Short problem:
Copy every entry exactly.

######

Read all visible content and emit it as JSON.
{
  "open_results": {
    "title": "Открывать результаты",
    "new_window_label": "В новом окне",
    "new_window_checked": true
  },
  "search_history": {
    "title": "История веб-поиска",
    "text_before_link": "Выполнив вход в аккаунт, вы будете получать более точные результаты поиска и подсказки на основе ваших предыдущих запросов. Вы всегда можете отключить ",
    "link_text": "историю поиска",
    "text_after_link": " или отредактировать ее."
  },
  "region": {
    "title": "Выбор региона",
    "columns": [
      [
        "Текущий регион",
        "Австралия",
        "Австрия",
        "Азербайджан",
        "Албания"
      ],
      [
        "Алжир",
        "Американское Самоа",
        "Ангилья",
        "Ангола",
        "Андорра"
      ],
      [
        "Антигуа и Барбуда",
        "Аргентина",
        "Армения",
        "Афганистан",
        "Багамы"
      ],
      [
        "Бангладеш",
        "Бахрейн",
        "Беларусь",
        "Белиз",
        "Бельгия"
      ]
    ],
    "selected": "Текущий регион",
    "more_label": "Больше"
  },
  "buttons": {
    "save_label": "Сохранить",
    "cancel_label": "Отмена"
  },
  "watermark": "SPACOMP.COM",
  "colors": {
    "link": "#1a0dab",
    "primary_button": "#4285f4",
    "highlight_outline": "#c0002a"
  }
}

######

Response below:
Read all visible content and emit it as JSON.
{
  "open_results": {
    "title": "Открывать результаты",
    "new_window_label": "В новом окне",
    "new_window_checked": true
  },
  "search_history": {
    "title": "История веб-поиска",
    "text_before_link": "Выполнив вход в аккаунт, вы будете получать более точные результаты поиска и подсказки на основе ваших предыдущих запросов. Вы всегда можете отключить ",
    "link_text": "историю поиска",
    "text_after_link": " или отредактировать ее."
  },
  "region": {
    "title": "Выбор региона",
    "columns": [
      [
        "Текущий регион",
        "Австралия",
        "Австрия",
        "Азербайджан",
        "Албания"
      ],
      [
        "Алжир",
        "Американское Самоа",
        "Ангилья",
        "Ангола",
        "Андорра"
      ],
      [
        "Антигуа и Барбуда",
        "Аргентина",
        "Армения",
        "Афганистан",
        "Багамы"
      ],
      [
        "Бангладеш",
        "Бахрейн",
        "Беларусь",
        "Белиз",
        "Бельгия"
      ]
    ],
    "selected": "Текущий регион",
    "more_label": "Больше"
  },
  "buttons": {
    "save_label": "Сохранить",
    "cancel_label": "Отмена"
  },
  "watermark": "SPACOMP.COM",
  "colors": {
    "link": "#1a0dab",
    "primary_button": "#4285f4",
    "highlight_outline": "#c0002a"
  }
}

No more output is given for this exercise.